Task brief
Which lines contain the word "Modifications"? Return each of them as written.

Input records
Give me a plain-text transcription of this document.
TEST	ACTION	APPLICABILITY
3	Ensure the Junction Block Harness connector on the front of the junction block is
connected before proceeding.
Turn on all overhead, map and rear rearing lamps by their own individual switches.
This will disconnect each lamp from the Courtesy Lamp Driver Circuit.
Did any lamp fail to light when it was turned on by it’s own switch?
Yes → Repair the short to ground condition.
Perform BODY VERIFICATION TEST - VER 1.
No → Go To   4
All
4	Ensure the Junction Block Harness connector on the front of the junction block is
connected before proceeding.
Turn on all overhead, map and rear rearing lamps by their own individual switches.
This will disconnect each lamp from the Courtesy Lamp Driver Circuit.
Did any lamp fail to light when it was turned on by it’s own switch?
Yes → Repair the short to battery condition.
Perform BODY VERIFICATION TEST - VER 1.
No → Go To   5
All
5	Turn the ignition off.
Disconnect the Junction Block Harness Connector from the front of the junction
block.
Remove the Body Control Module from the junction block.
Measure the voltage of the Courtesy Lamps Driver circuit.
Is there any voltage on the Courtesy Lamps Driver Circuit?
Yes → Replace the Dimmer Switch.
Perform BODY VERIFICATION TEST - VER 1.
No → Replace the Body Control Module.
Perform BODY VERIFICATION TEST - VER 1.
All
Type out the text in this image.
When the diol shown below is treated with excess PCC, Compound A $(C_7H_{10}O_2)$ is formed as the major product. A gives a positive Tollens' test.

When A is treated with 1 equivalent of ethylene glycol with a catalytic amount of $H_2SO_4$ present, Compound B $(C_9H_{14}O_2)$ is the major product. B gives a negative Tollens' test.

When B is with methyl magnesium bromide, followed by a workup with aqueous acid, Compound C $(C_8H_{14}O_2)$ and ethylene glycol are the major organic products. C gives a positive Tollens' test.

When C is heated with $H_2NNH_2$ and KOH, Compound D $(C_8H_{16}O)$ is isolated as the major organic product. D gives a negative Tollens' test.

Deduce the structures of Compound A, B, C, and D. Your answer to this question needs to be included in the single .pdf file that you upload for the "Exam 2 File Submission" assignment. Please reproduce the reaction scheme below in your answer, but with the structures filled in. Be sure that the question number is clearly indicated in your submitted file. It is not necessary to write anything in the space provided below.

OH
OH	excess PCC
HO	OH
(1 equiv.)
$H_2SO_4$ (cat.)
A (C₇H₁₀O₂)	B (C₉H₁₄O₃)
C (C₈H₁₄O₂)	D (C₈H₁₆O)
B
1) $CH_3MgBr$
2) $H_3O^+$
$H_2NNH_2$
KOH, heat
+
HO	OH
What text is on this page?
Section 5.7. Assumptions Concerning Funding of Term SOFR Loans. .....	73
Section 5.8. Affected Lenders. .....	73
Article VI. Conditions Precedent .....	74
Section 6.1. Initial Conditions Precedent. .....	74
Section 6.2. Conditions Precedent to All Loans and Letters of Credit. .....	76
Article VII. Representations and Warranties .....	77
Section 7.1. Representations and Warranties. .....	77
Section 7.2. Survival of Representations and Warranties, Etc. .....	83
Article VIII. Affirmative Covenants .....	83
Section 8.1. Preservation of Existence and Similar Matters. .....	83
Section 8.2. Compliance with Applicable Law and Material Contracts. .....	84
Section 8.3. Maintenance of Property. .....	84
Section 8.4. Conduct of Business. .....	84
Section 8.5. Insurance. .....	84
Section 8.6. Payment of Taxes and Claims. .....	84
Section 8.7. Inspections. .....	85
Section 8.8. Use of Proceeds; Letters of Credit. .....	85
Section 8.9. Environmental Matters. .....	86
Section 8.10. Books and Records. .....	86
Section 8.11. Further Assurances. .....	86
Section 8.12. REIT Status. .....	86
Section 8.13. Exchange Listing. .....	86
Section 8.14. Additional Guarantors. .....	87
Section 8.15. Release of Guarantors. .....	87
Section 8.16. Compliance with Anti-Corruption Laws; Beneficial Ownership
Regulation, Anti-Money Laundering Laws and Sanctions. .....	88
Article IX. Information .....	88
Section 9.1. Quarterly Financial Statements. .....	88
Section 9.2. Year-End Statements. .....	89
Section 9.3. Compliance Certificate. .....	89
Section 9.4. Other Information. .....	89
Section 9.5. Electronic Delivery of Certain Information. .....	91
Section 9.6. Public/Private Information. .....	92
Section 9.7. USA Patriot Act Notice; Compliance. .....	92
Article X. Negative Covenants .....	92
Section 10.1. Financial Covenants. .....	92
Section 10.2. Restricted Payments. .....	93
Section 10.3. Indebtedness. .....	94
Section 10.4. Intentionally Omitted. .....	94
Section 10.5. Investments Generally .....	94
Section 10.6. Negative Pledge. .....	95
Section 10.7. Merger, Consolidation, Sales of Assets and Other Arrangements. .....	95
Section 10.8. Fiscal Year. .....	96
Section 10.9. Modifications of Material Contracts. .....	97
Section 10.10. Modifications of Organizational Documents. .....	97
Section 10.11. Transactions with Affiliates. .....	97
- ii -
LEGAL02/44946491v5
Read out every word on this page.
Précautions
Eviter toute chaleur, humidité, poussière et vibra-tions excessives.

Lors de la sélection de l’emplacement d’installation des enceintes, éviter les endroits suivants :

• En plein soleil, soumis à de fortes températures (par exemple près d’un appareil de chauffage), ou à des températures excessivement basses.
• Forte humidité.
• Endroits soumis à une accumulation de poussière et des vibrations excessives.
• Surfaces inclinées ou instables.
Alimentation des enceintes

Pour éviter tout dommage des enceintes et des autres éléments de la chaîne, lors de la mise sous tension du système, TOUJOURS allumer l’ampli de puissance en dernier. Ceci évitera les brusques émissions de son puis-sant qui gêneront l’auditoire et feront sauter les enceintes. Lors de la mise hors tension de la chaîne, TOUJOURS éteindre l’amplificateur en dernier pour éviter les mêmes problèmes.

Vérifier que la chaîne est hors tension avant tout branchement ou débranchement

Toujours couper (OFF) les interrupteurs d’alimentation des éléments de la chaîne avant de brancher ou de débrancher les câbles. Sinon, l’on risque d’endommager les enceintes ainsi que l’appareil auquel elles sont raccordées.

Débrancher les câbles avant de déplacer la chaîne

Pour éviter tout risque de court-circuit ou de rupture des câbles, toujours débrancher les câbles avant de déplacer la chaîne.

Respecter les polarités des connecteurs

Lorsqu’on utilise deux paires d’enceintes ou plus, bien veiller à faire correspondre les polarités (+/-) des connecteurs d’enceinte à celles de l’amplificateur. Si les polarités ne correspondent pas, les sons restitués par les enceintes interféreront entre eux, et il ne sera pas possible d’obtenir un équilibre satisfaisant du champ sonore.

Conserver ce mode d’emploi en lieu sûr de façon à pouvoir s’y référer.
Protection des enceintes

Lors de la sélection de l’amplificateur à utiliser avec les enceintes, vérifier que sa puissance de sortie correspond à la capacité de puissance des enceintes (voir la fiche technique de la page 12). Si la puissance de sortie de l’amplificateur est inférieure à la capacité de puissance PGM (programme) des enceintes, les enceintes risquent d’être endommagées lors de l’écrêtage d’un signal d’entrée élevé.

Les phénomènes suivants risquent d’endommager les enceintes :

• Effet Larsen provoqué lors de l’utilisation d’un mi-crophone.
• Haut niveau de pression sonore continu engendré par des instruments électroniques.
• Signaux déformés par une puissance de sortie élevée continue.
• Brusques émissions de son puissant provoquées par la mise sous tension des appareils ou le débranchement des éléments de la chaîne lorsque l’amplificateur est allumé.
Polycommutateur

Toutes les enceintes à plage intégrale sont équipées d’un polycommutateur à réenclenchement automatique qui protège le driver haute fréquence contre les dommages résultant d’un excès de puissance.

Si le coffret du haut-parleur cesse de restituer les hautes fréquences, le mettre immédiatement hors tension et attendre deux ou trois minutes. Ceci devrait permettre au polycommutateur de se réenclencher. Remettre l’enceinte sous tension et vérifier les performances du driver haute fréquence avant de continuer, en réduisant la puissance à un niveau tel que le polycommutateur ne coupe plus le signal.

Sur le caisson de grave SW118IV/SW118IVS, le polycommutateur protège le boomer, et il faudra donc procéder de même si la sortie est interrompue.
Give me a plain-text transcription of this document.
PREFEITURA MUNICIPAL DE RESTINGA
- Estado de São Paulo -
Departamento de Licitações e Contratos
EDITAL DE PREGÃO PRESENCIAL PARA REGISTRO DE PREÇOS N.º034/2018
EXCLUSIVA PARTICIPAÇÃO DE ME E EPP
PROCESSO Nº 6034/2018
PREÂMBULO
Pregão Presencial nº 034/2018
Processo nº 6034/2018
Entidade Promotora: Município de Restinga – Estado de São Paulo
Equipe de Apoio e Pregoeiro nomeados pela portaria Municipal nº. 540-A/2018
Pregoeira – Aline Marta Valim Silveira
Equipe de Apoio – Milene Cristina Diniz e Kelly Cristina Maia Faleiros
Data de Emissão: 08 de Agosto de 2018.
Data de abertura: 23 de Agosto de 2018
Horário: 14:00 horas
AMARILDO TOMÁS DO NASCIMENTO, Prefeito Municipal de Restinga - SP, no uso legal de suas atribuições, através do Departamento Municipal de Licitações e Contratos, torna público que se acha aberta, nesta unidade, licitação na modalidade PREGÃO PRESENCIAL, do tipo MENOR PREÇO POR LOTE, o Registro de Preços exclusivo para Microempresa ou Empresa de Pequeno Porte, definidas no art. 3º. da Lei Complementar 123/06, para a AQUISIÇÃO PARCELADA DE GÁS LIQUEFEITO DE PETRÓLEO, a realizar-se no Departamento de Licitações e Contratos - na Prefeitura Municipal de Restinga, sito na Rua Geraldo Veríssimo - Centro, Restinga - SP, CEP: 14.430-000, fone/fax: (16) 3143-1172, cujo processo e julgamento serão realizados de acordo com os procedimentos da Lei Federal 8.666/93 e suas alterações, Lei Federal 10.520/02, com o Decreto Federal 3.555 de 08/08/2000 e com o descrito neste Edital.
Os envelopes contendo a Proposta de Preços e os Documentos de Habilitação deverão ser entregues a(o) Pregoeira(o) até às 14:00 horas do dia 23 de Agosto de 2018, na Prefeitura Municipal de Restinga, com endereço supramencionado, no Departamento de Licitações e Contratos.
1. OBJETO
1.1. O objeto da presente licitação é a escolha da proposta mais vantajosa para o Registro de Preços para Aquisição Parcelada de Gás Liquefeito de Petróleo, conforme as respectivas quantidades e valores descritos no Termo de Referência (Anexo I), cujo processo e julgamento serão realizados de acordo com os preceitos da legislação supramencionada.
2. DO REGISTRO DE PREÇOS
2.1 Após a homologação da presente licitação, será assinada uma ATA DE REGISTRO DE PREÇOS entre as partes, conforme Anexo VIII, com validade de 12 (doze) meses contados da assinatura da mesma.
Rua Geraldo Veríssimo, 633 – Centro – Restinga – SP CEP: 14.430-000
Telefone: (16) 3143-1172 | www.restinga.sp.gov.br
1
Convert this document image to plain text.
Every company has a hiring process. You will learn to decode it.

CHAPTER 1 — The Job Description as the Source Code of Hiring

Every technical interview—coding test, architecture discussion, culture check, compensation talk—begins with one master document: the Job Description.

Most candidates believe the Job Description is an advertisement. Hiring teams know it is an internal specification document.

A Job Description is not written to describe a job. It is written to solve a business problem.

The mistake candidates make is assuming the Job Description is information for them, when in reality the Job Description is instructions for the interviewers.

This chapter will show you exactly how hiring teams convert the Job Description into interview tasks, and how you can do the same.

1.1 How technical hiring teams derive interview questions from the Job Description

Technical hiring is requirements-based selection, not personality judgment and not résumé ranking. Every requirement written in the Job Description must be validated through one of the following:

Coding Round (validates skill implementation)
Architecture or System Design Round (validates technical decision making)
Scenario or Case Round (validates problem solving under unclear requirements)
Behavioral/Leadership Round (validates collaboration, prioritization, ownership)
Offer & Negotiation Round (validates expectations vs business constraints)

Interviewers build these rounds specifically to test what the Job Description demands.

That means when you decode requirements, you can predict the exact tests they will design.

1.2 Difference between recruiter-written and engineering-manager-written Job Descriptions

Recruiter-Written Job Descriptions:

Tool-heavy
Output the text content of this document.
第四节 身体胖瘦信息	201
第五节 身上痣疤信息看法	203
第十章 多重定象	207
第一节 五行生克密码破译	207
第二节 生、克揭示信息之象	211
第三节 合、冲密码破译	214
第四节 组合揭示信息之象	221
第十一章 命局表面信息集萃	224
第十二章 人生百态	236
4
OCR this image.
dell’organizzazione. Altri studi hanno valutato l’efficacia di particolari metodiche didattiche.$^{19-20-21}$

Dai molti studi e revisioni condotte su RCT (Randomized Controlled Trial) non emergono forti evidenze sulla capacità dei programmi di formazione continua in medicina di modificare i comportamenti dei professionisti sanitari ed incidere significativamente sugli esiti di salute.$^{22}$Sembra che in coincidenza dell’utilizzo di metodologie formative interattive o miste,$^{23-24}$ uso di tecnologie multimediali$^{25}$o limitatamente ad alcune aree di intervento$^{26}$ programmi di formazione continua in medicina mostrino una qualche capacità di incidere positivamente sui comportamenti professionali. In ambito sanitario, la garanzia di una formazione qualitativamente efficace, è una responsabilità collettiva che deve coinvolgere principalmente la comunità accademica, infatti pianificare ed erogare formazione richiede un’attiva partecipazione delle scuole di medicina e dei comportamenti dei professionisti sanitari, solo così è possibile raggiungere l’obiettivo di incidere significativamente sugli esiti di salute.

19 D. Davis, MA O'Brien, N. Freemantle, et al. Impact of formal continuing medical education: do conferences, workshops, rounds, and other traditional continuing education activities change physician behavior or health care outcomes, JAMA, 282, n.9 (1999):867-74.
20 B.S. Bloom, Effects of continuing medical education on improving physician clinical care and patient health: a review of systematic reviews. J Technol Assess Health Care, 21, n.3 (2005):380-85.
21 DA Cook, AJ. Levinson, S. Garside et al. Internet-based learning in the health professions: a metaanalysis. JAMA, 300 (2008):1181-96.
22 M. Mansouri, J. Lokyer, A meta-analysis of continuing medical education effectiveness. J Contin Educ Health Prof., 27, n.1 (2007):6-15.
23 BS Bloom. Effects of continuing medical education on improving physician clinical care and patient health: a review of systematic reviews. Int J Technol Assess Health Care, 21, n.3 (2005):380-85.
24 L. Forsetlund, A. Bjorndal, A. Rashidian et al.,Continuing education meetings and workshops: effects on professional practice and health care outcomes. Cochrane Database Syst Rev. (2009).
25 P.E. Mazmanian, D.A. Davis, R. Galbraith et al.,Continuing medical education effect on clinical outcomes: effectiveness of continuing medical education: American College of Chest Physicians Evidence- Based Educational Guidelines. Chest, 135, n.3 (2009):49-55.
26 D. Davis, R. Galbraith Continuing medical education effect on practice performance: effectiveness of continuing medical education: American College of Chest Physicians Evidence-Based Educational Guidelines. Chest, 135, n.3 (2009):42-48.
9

Exercise output
Section 10.9. Modifications of Material Contracts. .....	97
Section 10.10. Modifications of Organizational Documents. .....	97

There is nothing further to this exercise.